__PROBLEM__
Exactly as written, print each record in the listing.

Dataset excerpt
================================

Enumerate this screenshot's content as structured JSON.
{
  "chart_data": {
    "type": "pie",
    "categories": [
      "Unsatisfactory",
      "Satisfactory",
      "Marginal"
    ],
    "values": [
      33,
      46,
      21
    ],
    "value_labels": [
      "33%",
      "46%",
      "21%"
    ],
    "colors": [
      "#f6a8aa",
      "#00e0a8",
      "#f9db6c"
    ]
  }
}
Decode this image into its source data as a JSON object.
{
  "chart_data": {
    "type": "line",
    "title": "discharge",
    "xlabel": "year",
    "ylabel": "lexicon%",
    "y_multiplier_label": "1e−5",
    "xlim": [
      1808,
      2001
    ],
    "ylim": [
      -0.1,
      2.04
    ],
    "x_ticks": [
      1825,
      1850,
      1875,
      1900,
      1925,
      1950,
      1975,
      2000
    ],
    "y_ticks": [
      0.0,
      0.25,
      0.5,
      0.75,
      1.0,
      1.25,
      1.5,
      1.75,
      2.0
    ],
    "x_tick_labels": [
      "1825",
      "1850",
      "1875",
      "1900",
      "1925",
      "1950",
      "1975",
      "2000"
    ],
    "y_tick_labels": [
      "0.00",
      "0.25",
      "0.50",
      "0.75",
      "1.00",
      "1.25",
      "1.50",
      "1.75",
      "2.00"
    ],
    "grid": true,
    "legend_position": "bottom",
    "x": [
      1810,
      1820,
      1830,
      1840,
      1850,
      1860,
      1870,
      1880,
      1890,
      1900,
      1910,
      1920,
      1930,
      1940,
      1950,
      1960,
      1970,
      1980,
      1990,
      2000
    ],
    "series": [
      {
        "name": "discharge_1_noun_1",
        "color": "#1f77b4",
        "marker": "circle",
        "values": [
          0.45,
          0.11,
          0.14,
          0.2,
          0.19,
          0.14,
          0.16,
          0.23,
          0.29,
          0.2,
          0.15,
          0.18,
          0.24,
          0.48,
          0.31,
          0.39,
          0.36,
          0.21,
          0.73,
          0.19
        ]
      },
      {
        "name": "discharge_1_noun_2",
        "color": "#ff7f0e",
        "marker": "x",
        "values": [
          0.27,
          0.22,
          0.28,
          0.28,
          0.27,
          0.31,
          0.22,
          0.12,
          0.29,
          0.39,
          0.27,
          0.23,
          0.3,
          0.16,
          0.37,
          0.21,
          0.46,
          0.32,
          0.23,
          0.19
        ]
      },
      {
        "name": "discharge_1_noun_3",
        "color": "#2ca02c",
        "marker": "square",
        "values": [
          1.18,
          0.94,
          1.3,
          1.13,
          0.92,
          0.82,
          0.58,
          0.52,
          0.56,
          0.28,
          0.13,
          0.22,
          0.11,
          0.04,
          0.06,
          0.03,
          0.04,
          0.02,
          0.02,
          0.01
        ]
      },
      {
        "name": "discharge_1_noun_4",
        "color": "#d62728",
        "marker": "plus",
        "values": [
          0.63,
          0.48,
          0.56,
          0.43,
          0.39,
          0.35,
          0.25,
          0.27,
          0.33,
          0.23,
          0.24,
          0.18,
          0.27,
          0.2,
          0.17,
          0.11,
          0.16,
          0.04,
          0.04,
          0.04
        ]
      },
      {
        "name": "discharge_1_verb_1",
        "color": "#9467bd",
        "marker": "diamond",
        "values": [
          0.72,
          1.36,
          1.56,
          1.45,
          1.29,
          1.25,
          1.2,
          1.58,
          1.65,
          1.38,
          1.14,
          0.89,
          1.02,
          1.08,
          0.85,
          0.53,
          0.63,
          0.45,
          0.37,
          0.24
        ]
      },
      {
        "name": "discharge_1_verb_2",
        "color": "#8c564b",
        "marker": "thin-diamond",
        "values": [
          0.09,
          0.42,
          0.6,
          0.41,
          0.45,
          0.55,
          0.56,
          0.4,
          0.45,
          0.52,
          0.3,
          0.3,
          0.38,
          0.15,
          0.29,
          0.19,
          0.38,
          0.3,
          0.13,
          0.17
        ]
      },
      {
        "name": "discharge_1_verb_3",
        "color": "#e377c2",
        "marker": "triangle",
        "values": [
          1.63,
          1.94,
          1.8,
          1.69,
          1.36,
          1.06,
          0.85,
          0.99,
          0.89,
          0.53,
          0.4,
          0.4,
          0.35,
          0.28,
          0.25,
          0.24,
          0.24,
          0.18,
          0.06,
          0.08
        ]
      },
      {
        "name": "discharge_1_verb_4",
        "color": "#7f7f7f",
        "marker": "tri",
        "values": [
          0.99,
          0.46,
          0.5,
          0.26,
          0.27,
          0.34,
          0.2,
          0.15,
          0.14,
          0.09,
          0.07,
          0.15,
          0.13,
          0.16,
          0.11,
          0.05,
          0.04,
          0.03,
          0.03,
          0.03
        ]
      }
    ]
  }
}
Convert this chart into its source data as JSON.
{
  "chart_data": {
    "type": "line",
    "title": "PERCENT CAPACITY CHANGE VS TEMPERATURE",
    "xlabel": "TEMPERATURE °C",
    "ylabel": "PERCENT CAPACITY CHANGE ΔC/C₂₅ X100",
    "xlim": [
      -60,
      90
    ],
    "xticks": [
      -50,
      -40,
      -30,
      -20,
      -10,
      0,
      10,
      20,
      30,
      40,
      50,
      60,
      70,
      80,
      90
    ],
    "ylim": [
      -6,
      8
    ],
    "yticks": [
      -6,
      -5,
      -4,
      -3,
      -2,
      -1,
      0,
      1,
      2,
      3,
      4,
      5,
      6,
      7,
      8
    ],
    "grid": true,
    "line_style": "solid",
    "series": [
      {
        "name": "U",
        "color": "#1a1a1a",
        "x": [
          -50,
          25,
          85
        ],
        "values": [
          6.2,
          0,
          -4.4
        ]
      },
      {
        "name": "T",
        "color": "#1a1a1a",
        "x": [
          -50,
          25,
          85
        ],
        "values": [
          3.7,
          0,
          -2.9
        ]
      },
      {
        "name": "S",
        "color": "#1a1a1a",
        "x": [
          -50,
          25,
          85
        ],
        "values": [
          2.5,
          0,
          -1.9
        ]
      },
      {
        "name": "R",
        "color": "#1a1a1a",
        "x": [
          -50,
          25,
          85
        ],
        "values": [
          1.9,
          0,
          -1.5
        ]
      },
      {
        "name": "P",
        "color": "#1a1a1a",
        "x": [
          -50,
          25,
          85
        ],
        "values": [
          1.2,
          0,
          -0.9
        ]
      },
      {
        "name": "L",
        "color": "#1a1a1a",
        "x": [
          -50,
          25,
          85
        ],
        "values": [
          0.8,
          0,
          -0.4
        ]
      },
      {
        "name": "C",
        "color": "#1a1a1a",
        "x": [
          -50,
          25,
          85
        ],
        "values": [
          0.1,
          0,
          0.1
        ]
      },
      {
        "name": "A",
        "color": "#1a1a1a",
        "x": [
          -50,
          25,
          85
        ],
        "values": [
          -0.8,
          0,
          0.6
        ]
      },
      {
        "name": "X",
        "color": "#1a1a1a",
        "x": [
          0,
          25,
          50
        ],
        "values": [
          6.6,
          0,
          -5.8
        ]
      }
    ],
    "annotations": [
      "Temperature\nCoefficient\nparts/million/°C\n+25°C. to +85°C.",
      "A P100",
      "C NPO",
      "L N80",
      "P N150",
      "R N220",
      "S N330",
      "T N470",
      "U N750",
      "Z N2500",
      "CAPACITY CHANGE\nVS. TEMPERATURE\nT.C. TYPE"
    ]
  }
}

================================

__RESULT OF THE EXERCISE__
Enumerate this screenshot's content as structured JSON.
{
  "chart_data": {
    "type": "pie",
    "categories": [
      "Unsatisfactory",
      "Satisfactory",
      "Marginal"
    ],
    "values": [
      33,
      46,
      21
    ],
    "value_labels": [
      "33%",
      "46%",
      "21%"
    ],
    "colors": [
      "#f6a8aa",
      "#00e0a8",
      "#f9db6c"
    ]
  }
}
Decode this image into its source data as a JSON object.
{
  "chart_data": {
    "type": "line",
    "title": "discharge",
    "xlabel": "year",
    "ylabel": "lexicon%",
    "y_multiplier_label": "1e−5",
    "xlim": [
      1808,
      2001
    ],
    "ylim": [
      -0.1,
      2.04
    ],
    "x_ticks": [
      1825,
      1850,
      1875,
      1900,
      1925,
      1950,
      1975,
      2000
    ],
    "y_ticks": [
      0.0,
      0.25,
      0.5,
      0.75,
      1.0,
      1.25,
      1.5,
      1.75,
      2.0
    ],
    "x_tick_labels": [
      "1825",
      "1850",
      "1875",
      "1900",
      "1925",
      "1950",
      "1975",
      "2000"
    ],
    "y_tick_labels": [
      "0.00",
      "0.25",
      "0.50",
      "0.75",
      "1.00",
      "1.25",
      "1.50",
      "1.75",
      "2.00"
    ],
    "grid": true,
    "legend_position": "bottom",
    "x": [
      1810,
      1820,
      1830,
      1840,
      1850,
      1860,
      1870,
      1880,
      1890,
      1900,
      1910,
      1920,
      1930,
      1940,
      1950,
      1960,
      1970,
      1980,
      1990,
      2000
    ],
    "series": [
      {
        "name": "discharge_1_noun_1",
        "color": "#1f77b4",
        "marker": "circle",
        "values": [
          0.45,
          0.11,
          0.14,
          0.2,
          0.19,
          0.14,
          0.16,
          0.23,
          0.29,
          0.2,
          0.15,
          0.18,
          0.24,
          0.48,
          0.31,
          0.39,
          0.36,
          0.21,
          0.73,
          0.19
        ]
      },
      {
        "name": "discharge_1_noun_2",
        "color": "#ff7f0e",
        "marker": "x",
        "values": [
          0.27,
          0.22,
          0.28,
          0.28,
          0.27,
          0.31,
          0.22,
          0.12,
          0.29,
          0.39,
          0.27,
          0.23,
          0.3,
          0.16,
          0.37,
          0.21,
          0.46,
          0.32,
          0.23,
          0.19
        ]
      },
      {
        "name": "discharge_1_noun_3",
        "color": "#2ca02c",
        "marker": "square",
        "values": [
          1.18,
          0.94,
          1.3,
          1.13,
          0.92,
          0.82,
          0.58,
          0.52,
          0.56,
          0.28,
          0.13,
          0.22,
          0.11,
          0.04,
          0.06,
          0.03,
          0.04,
          0.02,
          0.02,
          0.01
        ]
      },
      {
        "name": "discharge_1_noun_4",
        "color": "#d62728",
        "marker": "plus",
        "values": [
          0.63,
          0.48,
          0.56,
          0.43,
          0.39,
          0.35,
          0.25,
          0.27,
          0.33,
          0.23,
          0.24,
          0.18,
          0.27,
          0.2,
          0.17,
          0.11,
          0.16,
          0.04,
          0.04,
          0.04
        ]
      },
      {
        "name": "discharge_1_verb_1",
        "color": "#9467bd",
        "marker": "diamond",
        "values": [
          0.72,
          1.36,
          1.56,
          1.45,
          1.29,
          1.25,
          1.2,
          1.58,
          1.65,
          1.38,
          1.14,
          0.89,
          1.02,
          1.08,
          0.85,
          0.53,
          0.63,
          0.45,
          0.37,
          0.24
        ]
      },
      {
        "name": "discharge_1_verb_2",
        "color": "#8c564b",
        "marker": "thin-diamond",
        "values": [
          0.09,
          0.42,
          0.6,
          0.41,
          0.45,
          0.55,
          0.56,
          0.4,
          0.45,
          0.52,
          0.3,
          0.3,
          0.38,
          0.15,
          0.29,
          0.19,
          0.38,
          0.3,
          0.13,
          0.17
        ]
      },
      {
        "name": "discharge_1_verb_3",
        "color": "#e377c2",
        "marker": "triangle",
        "values": [
          1.63,
          1.94,
          1.8,
          1.69,
          1.36,
          1.06,
          0.85,
          0.99,
          0.89,
          0.53,
          0.4,
          0.4,
          0.35,
          0.28,
          0.25,
          0.24,
          0.24,
          0.18,
          0.06,
          0.08
        ]
      },
      {
        "name": "discharge_1_verb_4",
        "color": "#7f7f7f",
        "marker": "tri",
        "values": [
          0.99,
          0.46,
          0.5,
          0.26,
          0.27,
          0.34,
          0.2,
          0.15,
          0.14,
          0.09,
          0.07,
          0.15,
          0.13,
          0.16,
          0.11,
          0.05,
          0.04,
          0.03,
          0.03,
          0.03
        ]
      }
    ]
  }
}
Convert this chart into its source data as JSON.
{
  "chart_data": {
    "type": "line",
    "title": "PERCENT CAPACITY CHANGE VS TEMPERATURE",
    "xlabel": "TEMPERATURE °C",
    "ylabel": "PERCENT CAPACITY CHANGE ΔC/C₂₅ X100",
    "xlim": [
      -60,
      90
    ],
    "xticks": [
      -50,
      -40,
      -30,
      -20,
      -10,
      0,
      10,
      20,
      30,
      40,
      50,
      60,
      70,
      80,
      90
    ],
    "ylim": [
      -6,
      8
    ],
    "yticks": [
      -6,
      -5,
      -4,
      -3,
      -2,
      -1,
      0,
      1,
      2,
      3,
      4,
      5,
      6,
      7,
      8
    ],
    "grid": true,
    "line_style": "solid",
    "series": [
      {
        "name": "U",
        "color": "#1a1a1a",
        "x": [
          -50,
          25,
          85
        ],
        "values": [
          6.2,
          0,
          -4.4
        ]
      },
      {
        "name": "T",
        "color": "#1a1a1a",
        "x": [
          -50,
          25,
          85
        ],
        "values": [
          3.7,
          0,
          -2.9
        ]
      },
      {
        "name": "S",
        "color": "#1a1a1a",
        "x": [
          -50,
          25,
          85
        ],
        "values": [
          2.5,
          0,
          -1.9
        ]
      },
      {
        "name": "R",
        "color": "#1a1a1a",
        "x": [
          -50,
          25,
          85
        ],
        "values": [
          1.9,
          0,
          -1.5
        ]
      },
      {
        "name": "P",
        "color": "#1a1a1a",
        "x": [
          -50,
          25,
          85
        ],
        "values": [
          1.2,
          0,
          -0.9
        ]
      },
      {
        "name": "L",
        "color": "#1a1a1a",
        "x": [
          -50,
          25,
          85
        ],
        "values": [
          0.8,
          0,
          -0.4
        ]
      },
      {
        "name": "C",
        "color": "#1a1a1a",
        "x": [
          -50,
          25,
          85
        ],
        "values": [
          0.1,
          0,
          0.1
        ]
      },
      {
        "name": "A",
        "color": "#1a1a1a",
        "x": [
          -50,
          25,
          85
        ],
        "values": [
          -0.8,
          0,
          0.6
        ]
      },
      {
        "name": "X",
        "color": "#1a1a1a",
        "x": [
          0,
          25,
          50
        ],
        "values": [
          6.6,
          0,
          -5.8
        ]
      }
    ],
    "annotations": [
      "Temperature\nCoefficient\nparts/million/°C\n+25°C. to +85°C.",
      "A P100",
      "C NPO",
      "L N80",
      "P N150",
      "R N220",
      "S N330",
      "T N470",
      "U N750",
      "Z N2500",
      "CAPACITY CHANGE\nVS. TEMPERATURE\nT.C. TYPE"
    ]
  }
}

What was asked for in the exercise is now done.